_WHAT YOU ARE ASKED TO DO_: In your copy, include every line of the listing below exactly but none of the pictures.

(begin)

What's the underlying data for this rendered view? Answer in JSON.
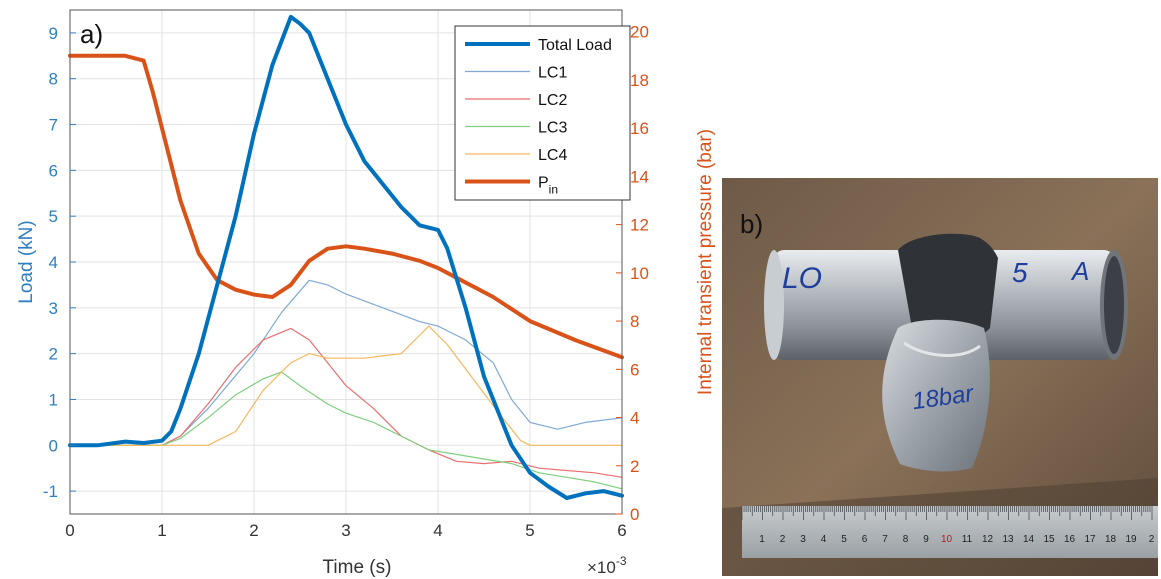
{
  "panel_a_label": "a)",
  "panel_b_label": "b)",
  "photo": {
    "tube_marks": [
      "LO",
      "5",
      "A"
    ],
    "pressure_mark": "18bar",
    "ruler_ticks": [
      "1",
      "2",
      "3",
      "4",
      "5",
      "6",
      "7",
      "8",
      "9",
      "10",
      "11",
      "12",
      "13",
      "14",
      "15",
      "16",
      "17",
      "18",
      "19",
      "2"
    ]
  },
  "colors": {
    "total_load": "#0072bd",
    "lc1": "#7fa9d4",
    "lc2": "#ea6f6f",
    "lc3": "#7fcf7f",
    "lc4": "#f7b85e",
    "pin": "#d95319",
    "left_axis": "#2f7fc1",
    "right_axis": "#d95319"
  },
  "chart_data": {
    "type": "line",
    "xlabel": "Time (s)",
    "x_multiplier": "×10",
    "x_multiplier_exp": "-3",
    "ylabel": "Load (kN)",
    "ylabel_right": "Internal transient pressure (bar)",
    "xlim": [
      0,
      6
    ],
    "ylim": [
      -1.5,
      9.5
    ],
    "ylim_right": [
      0,
      20.9
    ],
    "xticks": [
      "0",
      "1",
      "2",
      "3",
      "4",
      "5",
      "6"
    ],
    "yticks": [
      "-1",
      "0",
      "1",
      "2",
      "3",
      "4",
      "5",
      "6",
      "7",
      "8",
      "9"
    ],
    "yticks_right": [
      "0",
      "2",
      "4",
      "6",
      "8",
      "10",
      "12",
      "14",
      "16",
      "18",
      "20"
    ],
    "grid": true,
    "legend_position": "top-right",
    "legend": [
      {
        "label": "Total Load",
        "key": "total_load"
      },
      {
        "label": "LC1",
        "key": "lc1"
      },
      {
        "label": "LC2",
        "key": "lc2"
      },
      {
        "label": "LC3",
        "key": "lc3"
      },
      {
        "label": "LC4",
        "key": "lc4"
      },
      {
        "label": "P",
        "sub": "in",
        "key": "pin"
      }
    ],
    "series": [
      {
        "name": "Total Load",
        "key": "total_load",
        "axis": "left",
        "x": [
          0,
          0.3,
          0.6,
          0.8,
          1.0,
          1.1,
          1.2,
          1.4,
          1.6,
          1.8,
          2.0,
          2.2,
          2.4,
          2.5,
          2.6,
          2.8,
          3.0,
          3.2,
          3.4,
          3.6,
          3.8,
          4.0,
          4.1,
          4.3,
          4.5,
          4.7,
          4.8,
          5.0,
          5.2,
          5.4,
          5.6,
          5.8,
          6.0
        ],
        "y": [
          0,
          0,
          0.08,
          0.05,
          0.1,
          0.3,
          0.8,
          2.0,
          3.5,
          5.0,
          6.8,
          8.3,
          9.35,
          9.2,
          9.0,
          8.0,
          7.0,
          6.2,
          5.7,
          5.2,
          4.8,
          4.7,
          4.3,
          3.0,
          1.5,
          0.5,
          0.0,
          -0.6,
          -0.9,
          -1.15,
          -1.05,
          -1.0,
          -1.1
        ]
      },
      {
        "name": "LC1",
        "key": "lc1",
        "axis": "left",
        "x": [
          0,
          1.0,
          1.2,
          1.5,
          2.0,
          2.3,
          2.6,
          2.8,
          3.0,
          3.4,
          3.8,
          4.0,
          4.3,
          4.6,
          4.8,
          5.0,
          5.3,
          5.6,
          6.0
        ],
        "y": [
          0,
          0,
          0.2,
          0.8,
          2.0,
          2.9,
          3.6,
          3.5,
          3.3,
          3.0,
          2.7,
          2.6,
          2.3,
          1.8,
          1.0,
          0.5,
          0.35,
          0.5,
          0.6
        ]
      },
      {
        "name": "LC2",
        "key": "lc2",
        "axis": "left",
        "x": [
          0,
          1.0,
          1.2,
          1.5,
          1.8,
          2.1,
          2.4,
          2.6,
          2.8,
          3.0,
          3.3,
          3.6,
          3.9,
          4.2,
          4.5,
          4.8,
          5.1,
          5.4,
          5.7,
          6.0
        ],
        "y": [
          0,
          0,
          0.2,
          0.9,
          1.7,
          2.3,
          2.55,
          2.3,
          1.8,
          1.3,
          0.8,
          0.2,
          -0.1,
          -0.35,
          -0.4,
          -0.35,
          -0.5,
          -0.55,
          -0.6,
          -0.7
        ]
      },
      {
        "name": "LC3",
        "key": "lc3",
        "axis": "left",
        "x": [
          0,
          1.0,
          1.2,
          1.5,
          1.8,
          2.1,
          2.3,
          2.5,
          2.8,
          3.0,
          3.3,
          3.6,
          3.9,
          4.2,
          4.5,
          4.8,
          5.1,
          5.4,
          5.7,
          6.0
        ],
        "y": [
          0,
          0,
          0.15,
          0.6,
          1.1,
          1.45,
          1.6,
          1.3,
          0.9,
          0.7,
          0.5,
          0.2,
          -0.1,
          -0.2,
          -0.3,
          -0.4,
          -0.6,
          -0.7,
          -0.8,
          -0.95
        ]
      },
      {
        "name": "LC4",
        "key": "lc4",
        "axis": "left",
        "x": [
          0,
          1.5,
          1.8,
          2.1,
          2.4,
          2.6,
          2.8,
          3.2,
          3.6,
          3.8,
          3.9,
          4.1,
          4.4,
          4.7,
          4.9,
          5.0,
          5.5,
          6.0
        ],
        "y": [
          0,
          0,
          0.3,
          1.2,
          1.8,
          2.0,
          1.9,
          1.9,
          2.0,
          2.4,
          2.6,
          2.2,
          1.4,
          0.6,
          0.1,
          0.0,
          0.0,
          0.0
        ]
      },
      {
        "name": "P_in",
        "key": "pin",
        "axis": "right",
        "x": [
          0,
          0.3,
          0.6,
          0.8,
          0.9,
          1.0,
          1.2,
          1.4,
          1.6,
          1.8,
          2.0,
          2.2,
          2.4,
          2.6,
          2.8,
          3.0,
          3.2,
          3.5,
          3.8,
          4.0,
          4.2,
          4.6,
          5.0,
          5.5,
          6.0
        ],
        "y": [
          19.0,
          19.0,
          19.0,
          18.8,
          17.5,
          16.0,
          13.0,
          10.8,
          9.7,
          9.3,
          9.1,
          9.0,
          9.5,
          10.5,
          11.0,
          11.1,
          11.0,
          10.8,
          10.5,
          10.2,
          9.8,
          9.0,
          8.0,
          7.2,
          6.5
        ]
      }
    ]
  }
}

(end)

_RESPONSE TO THE EXERCISE_:
What's the underlying data for this rendered view? Answer in JSON.
{
  "panel_a_label": "a)",
  "panel_b_label": "b)",
  "photo": {
    "tube_marks": [
      "LO",
      "5",
      "A"
    ],
    "pressure_mark": "18bar",
    "ruler_ticks": [
      "1",
      "2",
      "3",
      "4",
      "5",
      "6",
      "7",
      "8",
      "9",
      "10",
      "11",
      "12",
      "13",
      "14",
      "15",
      "16",
      "17",
      "18",
      "19",
      "2"
    ]
  },
  "colors": {
    "total_load": "#0072bd",
    "lc1": "#7fa9d4",
    "lc2": "#ea6f6f",
    "lc3": "#7fcf7f",
    "lc4": "#f7b85e",
    "pin": "#d95319",
    "left_axis": "#2f7fc1",
    "right_axis": "#d95319"
  },
  "chart_data": {
    "type": "line",
    "xlabel": "Time (s)",
    "x_multiplier": "×10",
    "x_multiplier_exp": "-3",
    "ylabel": "Load (kN)",
    "ylabel_right": "Internal transient pressure (bar)",
    "xlim": [
      0,
      6
    ],
    "ylim": [
      -1.5,
      9.5
    ],
    "ylim_right": [
      0,
      20.9
    ],
    "xticks": [
      "0",
      "1",
      "2",
      "3",
      "4",
      "5",
      "6"
    ],
    "yticks": [
      "-1",
      "0",
      "1",
      "2",
      "3",
      "4",
      "5",
      "6",
      "7",
      "8",
      "9"
    ],
    "yticks_right": [
      "0",
      "2",
      "4",
      "6",
      "8",
      "10",
      "12",
      "14",
      "16",
      "18",
      "20"
    ],
    "grid": true,
    "legend_position": "top-right",
    "legend": [
      {
        "label": "Total Load",
        "key": "total_load"
      },
      {
        "label": "LC1",
        "key": "lc1"
      },
      {
        "label": "LC2",
        "key": "lc2"
      },
      {
        "label": "LC3",
        "key": "lc3"
      },
      {
        "label": "LC4",
        "key": "lc4"
      },
      {
        "label": "P",
        "sub": "in",
        "key": "pin"
      }
    ],
    "series": [
      {
        "name": "Total Load",
        "key": "total_load",
        "axis": "left",
        "x": [
          0,
          0.3,
          0.6,
          0.8,
          1.0,
          1.1,
          1.2,
          1.4,
          1.6,
          1.8,
          2.0,
          2.2,
          2.4,
          2.5,
          2.6,
          2.8,
          3.0,
          3.2,
          3.4,
          3.6,
          3.8,
          4.0,
          4.1,
          4.3,
          4.5,
          4.7,
          4.8,
          5.0,
          5.2,
          5.4,
          5.6,
          5.8,
          6.0
        ],
        "y": [
          0,
          0,
          0.08,
          0.05,
          0.1,
          0.3,
          0.8,
          2.0,
          3.5,
          5.0,
          6.8,
          8.3,
          9.35,
          9.2,
          9.0,
          8.0,
          7.0,
          6.2,
          5.7,
          5.2,
          4.8,
          4.7,
          4.3,
          3.0,
          1.5,
          0.5,
          0.0,
          -0.6,
          -0.9,
          -1.15,
          -1.05,
          -1.0,
          -1.1
        ]
      },
      {
        "name": "LC1",
        "key": "lc1",
        "axis": "left",
        "x": [
          0,
          1.0,
          1.2,
          1.5,
          2.0,
          2.3,
          2.6,
          2.8,
          3.0,
          3.4,
          3.8,
          4.0,
          4.3,
          4.6,
          4.8,
          5.0,
          5.3,
          5.6,
          6.0
        ],
        "y": [
          0,
          0,
          0.2,
          0.8,
          2.0,
          2.9,
          3.6,
          3.5,
          3.3,
          3.0,
          2.7,
          2.6,
          2.3,
          1.8,
          1.0,
          0.5,
          0.35,
          0.5,
          0.6
        ]
      },
      {
        "name": "LC2",
        "key": "lc2",
        "axis": "left",
        "x": [
          0,
          1.0,
          1.2,
          1.5,
          1.8,
          2.1,
          2.4,
          2.6,
          2.8,
          3.0,
          3.3,
          3.6,
          3.9,
          4.2,
          4.5,
          4.8,
          5.1,
          5.4,
          5.7,
          6.0
        ],
        "y": [
          0,
          0,
          0.2,
          0.9,
          1.7,
          2.3,
          2.55,
          2.3,
          1.8,
          1.3,
          0.8,
          0.2,
          -0.1,
          -0.35,
          -0.4,
          -0.35,
          -0.5,
          -0.55,
          -0.6,
          -0.7
        ]
      },
      {
        "name": "LC3",
        "key": "lc3",
        "axis": "left",
        "x": [
          0,
          1.0,
          1.2,
          1.5,
          1.8,
          2.1,
          2.3,
          2.5,
          2.8,
          3.0,
          3.3,
          3.6,
          3.9,
          4.2,
          4.5,
          4.8,
          5.1,
          5.4,
          5.7,
          6.0
        ],
        "y": [
          0,
          0,
          0.15,
          0.6,
          1.1,
          1.45,
          1.6,
          1.3,
          0.9,
          0.7,
          0.5,
          0.2,
          -0.1,
          -0.2,
          -0.3,
          -0.4,
          -0.6,
          -0.7,
          -0.8,
          -0.95
        ]
      },
      {
        "name": "LC4",
        "key": "lc4",
        "axis": "left",
        "x": [
          0,
          1.5,
          1.8,
          2.1,
          2.4,
          2.6,
          2.8,
          3.2,
          3.6,
          3.8,
          3.9,
          4.1,
          4.4,
          4.7,
          4.9,
          5.0,
          5.5,
          6.0
        ],
        "y": [
          0,
          0,
          0.3,
          1.2,
          1.8,
          2.0,
          1.9,
          1.9,
          2.0,
          2.4,
          2.6,
          2.2,
          1.4,
          0.6,
          0.1,
          0.0,
          0.0,
          0.0
        ]
      },
      {
        "name": "P_in",
        "key": "pin",
        "axis": "right",
        "x": [
          0,
          0.3,
          0.6,
          0.8,
          0.9,
          1.0,
          1.2,
          1.4,
          1.6,
          1.8,
          2.0,
          2.2,
          2.4,
          2.6,
          2.8,
          3.0,
          3.2,
          3.5,
          3.8,
          4.0,
          4.2,
          4.6,
          5.0,
          5.5,
          6.0
        ],
        "y": [
          19.0,
          19.0,
          19.0,
          18.8,
          17.5,
          16.0,
          13.0,
          10.8,
          9.7,
          9.3,
          9.1,
          9.0,
          9.5,
          10.5,
          11.0,
          11.1,
          11.0,
          10.8,
          10.5,
          10.2,
          9.8,
          9.0,
          8.0,
          7.2,
          6.5
        ]
      }
    ]
  }
}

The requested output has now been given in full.